Repeat all the records exactly, omitting pictures.

• • •

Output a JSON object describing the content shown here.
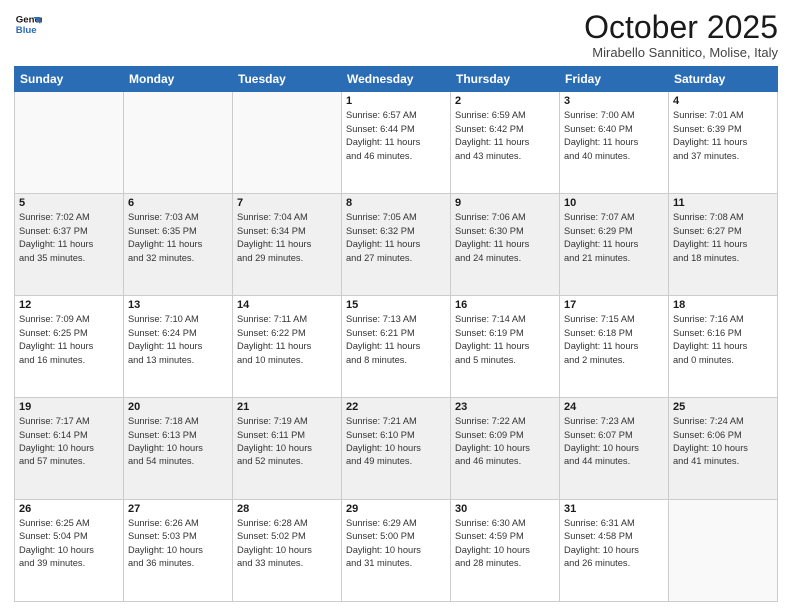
{
  "logo": {
    "line1": "General",
    "line2": "Blue"
  },
  "header": {
    "month": "October 2025",
    "location": "Mirabello Sannitico, Molise, Italy"
  },
  "weekdays": [
    "Sunday",
    "Monday",
    "Tuesday",
    "Wednesday",
    "Thursday",
    "Friday",
    "Saturday"
  ],
  "weeks": [
    [
      {
        "day": "",
        "info": ""
      },
      {
        "day": "",
        "info": ""
      },
      {
        "day": "",
        "info": ""
      },
      {
        "day": "1",
        "info": "Sunrise: 6:57 AM\nSunset: 6:44 PM\nDaylight: 11 hours\nand 46 minutes."
      },
      {
        "day": "2",
        "info": "Sunrise: 6:59 AM\nSunset: 6:42 PM\nDaylight: 11 hours\nand 43 minutes."
      },
      {
        "day": "3",
        "info": "Sunrise: 7:00 AM\nSunset: 6:40 PM\nDaylight: 11 hours\nand 40 minutes."
      },
      {
        "day": "4",
        "info": "Sunrise: 7:01 AM\nSunset: 6:39 PM\nDaylight: 11 hours\nand 37 minutes."
      }
    ],
    [
      {
        "day": "5",
        "info": "Sunrise: 7:02 AM\nSunset: 6:37 PM\nDaylight: 11 hours\nand 35 minutes."
      },
      {
        "day": "6",
        "info": "Sunrise: 7:03 AM\nSunset: 6:35 PM\nDaylight: 11 hours\nand 32 minutes."
      },
      {
        "day": "7",
        "info": "Sunrise: 7:04 AM\nSunset: 6:34 PM\nDaylight: 11 hours\nand 29 minutes."
      },
      {
        "day": "8",
        "info": "Sunrise: 7:05 AM\nSunset: 6:32 PM\nDaylight: 11 hours\nand 27 minutes."
      },
      {
        "day": "9",
        "info": "Sunrise: 7:06 AM\nSunset: 6:30 PM\nDaylight: 11 hours\nand 24 minutes."
      },
      {
        "day": "10",
        "info": "Sunrise: 7:07 AM\nSunset: 6:29 PM\nDaylight: 11 hours\nand 21 minutes."
      },
      {
        "day": "11",
        "info": "Sunrise: 7:08 AM\nSunset: 6:27 PM\nDaylight: 11 hours\nand 18 minutes."
      }
    ],
    [
      {
        "day": "12",
        "info": "Sunrise: 7:09 AM\nSunset: 6:25 PM\nDaylight: 11 hours\nand 16 minutes."
      },
      {
        "day": "13",
        "info": "Sunrise: 7:10 AM\nSunset: 6:24 PM\nDaylight: 11 hours\nand 13 minutes."
      },
      {
        "day": "14",
        "info": "Sunrise: 7:11 AM\nSunset: 6:22 PM\nDaylight: 11 hours\nand 10 minutes."
      },
      {
        "day": "15",
        "info": "Sunrise: 7:13 AM\nSunset: 6:21 PM\nDaylight: 11 hours\nand 8 minutes."
      },
      {
        "day": "16",
        "info": "Sunrise: 7:14 AM\nSunset: 6:19 PM\nDaylight: 11 hours\nand 5 minutes."
      },
      {
        "day": "17",
        "info": "Sunrise: 7:15 AM\nSunset: 6:18 PM\nDaylight: 11 hours\nand 2 minutes."
      },
      {
        "day": "18",
        "info": "Sunrise: 7:16 AM\nSunset: 6:16 PM\nDaylight: 11 hours\nand 0 minutes."
      }
    ],
    [
      {
        "day": "19",
        "info": "Sunrise: 7:17 AM\nSunset: 6:14 PM\nDaylight: 10 hours\nand 57 minutes."
      },
      {
        "day": "20",
        "info": "Sunrise: 7:18 AM\nSunset: 6:13 PM\nDaylight: 10 hours\nand 54 minutes."
      },
      {
        "day": "21",
        "info": "Sunrise: 7:19 AM\nSunset: 6:11 PM\nDaylight: 10 hours\nand 52 minutes."
      },
      {
        "day": "22",
        "info": "Sunrise: 7:21 AM\nSunset: 6:10 PM\nDaylight: 10 hours\nand 49 minutes."
      },
      {
        "day": "23",
        "info": "Sunrise: 7:22 AM\nSunset: 6:09 PM\nDaylight: 10 hours\nand 46 minutes."
      },
      {
        "day": "24",
        "info": "Sunrise: 7:23 AM\nSunset: 6:07 PM\nDaylight: 10 hours\nand 44 minutes."
      },
      {
        "day": "25",
        "info": "Sunrise: 7:24 AM\nSunset: 6:06 PM\nDaylight: 10 hours\nand 41 minutes."
      }
    ],
    [
      {
        "day": "26",
        "info": "Sunrise: 6:25 AM\nSunset: 5:04 PM\nDaylight: 10 hours\nand 39 minutes."
      },
      {
        "day": "27",
        "info": "Sunrise: 6:26 AM\nSunset: 5:03 PM\nDaylight: 10 hours\nand 36 minutes."
      },
      {
        "day": "28",
        "info": "Sunrise: 6:28 AM\nSunset: 5:02 PM\nDaylight: 10 hours\nand 33 minutes."
      },
      {
        "day": "29",
        "info": "Sunrise: 6:29 AM\nSunset: 5:00 PM\nDaylight: 10 hours\nand 31 minutes."
      },
      {
        "day": "30",
        "info": "Sunrise: 6:30 AM\nSunset: 4:59 PM\nDaylight: 10 hours\nand 28 minutes."
      },
      {
        "day": "31",
        "info": "Sunrise: 6:31 AM\nSunset: 4:58 PM\nDaylight: 10 hours\nand 26 minutes."
      },
      {
        "day": "",
        "info": ""
      }
    ]
  ],
  "row_styles": [
    "white",
    "shaded",
    "white",
    "shaded",
    "white"
  ]
}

• • •

▶ _FULL ANSWER_:
Output a JSON object describing the content shown here.
{
  "logo": {
    "line1": "General",
    "line2": "Blue"
  },
  "header": {
    "month": "October 2025",
    "location": "Mirabello Sannitico, Molise, Italy"
  },
  "weekdays": [
    "Sunday",
    "Monday",
    "Tuesday",
    "Wednesday",
    "Thursday",
    "Friday",
    "Saturday"
  ],
  "weeks": [
    [
      {
        "day": "",
        "info": ""
      },
      {
        "day": "",
        "info": ""
      },
      {
        "day": "",
        "info": ""
      },
      {
        "day": "1",
        "info": "Sunrise: 6:57 AM\nSunset: 6:44 PM\nDaylight: 11 hours\nand 46 minutes."
      },
      {
        "day": "2",
        "info": "Sunrise: 6:59 AM\nSunset: 6:42 PM\nDaylight: 11 hours\nand 43 minutes."
      },
      {
        "day": "3",
        "info": "Sunrise: 7:00 AM\nSunset: 6:40 PM\nDaylight: 11 hours\nand 40 minutes."
      },
      {
        "day": "4",
        "info": "Sunrise: 7:01 AM\nSunset: 6:39 PM\nDaylight: 11 hours\nand 37 minutes."
      }
    ],
    [
      {
        "day": "5",
        "info": "Sunrise: 7:02 AM\nSunset: 6:37 PM\nDaylight: 11 hours\nand 35 minutes."
      },
      {
        "day": "6",
        "info": "Sunrise: 7:03 AM\nSunset: 6:35 PM\nDaylight: 11 hours\nand 32 minutes."
      },
      {
        "day": "7",
        "info": "Sunrise: 7:04 AM\nSunset: 6:34 PM\nDaylight: 11 hours\nand 29 minutes."
      },
      {
        "day": "8",
        "info": "Sunrise: 7:05 AM\nSunset: 6:32 PM\nDaylight: 11 hours\nand 27 minutes."
      },
      {
        "day": "9",
        "info": "Sunrise: 7:06 AM\nSunset: 6:30 PM\nDaylight: 11 hours\nand 24 minutes."
      },
      {
        "day": "10",
        "info": "Sunrise: 7:07 AM\nSunset: 6:29 PM\nDaylight: 11 hours\nand 21 minutes."
      },
      {
        "day": "11",
        "info": "Sunrise: 7:08 AM\nSunset: 6:27 PM\nDaylight: 11 hours\nand 18 minutes."
      }
    ],
    [
      {
        "day": "12",
        "info": "Sunrise: 7:09 AM\nSunset: 6:25 PM\nDaylight: 11 hours\nand 16 minutes."
      },
      {
        "day": "13",
        "info": "Sunrise: 7:10 AM\nSunset: 6:24 PM\nDaylight: 11 hours\nand 13 minutes."
      },
      {
        "day": "14",
        "info": "Sunrise: 7:11 AM\nSunset: 6:22 PM\nDaylight: 11 hours\nand 10 minutes."
      },
      {
        "day": "15",
        "info": "Sunrise: 7:13 AM\nSunset: 6:21 PM\nDaylight: 11 hours\nand 8 minutes."
      },
      {
        "day": "16",
        "info": "Sunrise: 7:14 AM\nSunset: 6:19 PM\nDaylight: 11 hours\nand 5 minutes."
      },
      {
        "day": "17",
        "info": "Sunrise: 7:15 AM\nSunset: 6:18 PM\nDaylight: 11 hours\nand 2 minutes."
      },
      {
        "day": "18",
        "info": "Sunrise: 7:16 AM\nSunset: 6:16 PM\nDaylight: 11 hours\nand 0 minutes."
      }
    ],
    [
      {
        "day": "19",
        "info": "Sunrise: 7:17 AM\nSunset: 6:14 PM\nDaylight: 10 hours\nand 57 minutes."
      },
      {
        "day": "20",
        "info": "Sunrise: 7:18 AM\nSunset: 6:13 PM\nDaylight: 10 hours\nand 54 minutes."
      },
      {
        "day": "21",
        "info": "Sunrise: 7:19 AM\nSunset: 6:11 PM\nDaylight: 10 hours\nand 52 minutes."
      },
      {
        "day": "22",
        "info": "Sunrise: 7:21 AM\nSunset: 6:10 PM\nDaylight: 10 hours\nand 49 minutes."
      },
      {
        "day": "23",
        "info": "Sunrise: 7:22 AM\nSunset: 6:09 PM\nDaylight: 10 hours\nand 46 minutes."
      },
      {
        "day": "24",
        "info": "Sunrise: 7:23 AM\nSunset: 6:07 PM\nDaylight: 10 hours\nand 44 minutes."
      },
      {
        "day": "25",
        "info": "Sunrise: 7:24 AM\nSunset: 6:06 PM\nDaylight: 10 hours\nand 41 minutes."
      }
    ],
    [
      {
        "day": "26",
        "info": "Sunrise: 6:25 AM\nSunset: 5:04 PM\nDaylight: 10 hours\nand 39 minutes."
      },
      {
        "day": "27",
        "info": "Sunrise: 6:26 AM\nSunset: 5:03 PM\nDaylight: 10 hours\nand 36 minutes."
      },
      {
        "day": "28",
        "info": "Sunrise: 6:28 AM\nSunset: 5:02 PM\nDaylight: 10 hours\nand 33 minutes."
      },
      {
        "day": "29",
        "info": "Sunrise: 6:29 AM\nSunset: 5:00 PM\nDaylight: 10 hours\nand 31 minutes."
      },
      {
        "day": "30",
        "info": "Sunrise: 6:30 AM\nSunset: 4:59 PM\nDaylight: 10 hours\nand 28 minutes."
      },
      {
        "day": "31",
        "info": "Sunrise: 6:31 AM\nSunset: 4:58 PM\nDaylight: 10 hours\nand 26 minutes."
      },
      {
        "day": "",
        "info": ""
      }
    ]
  ],
  "row_styles": [
    "white",
    "shaded",
    "white",
    "shaded",
    "white"
  ]
}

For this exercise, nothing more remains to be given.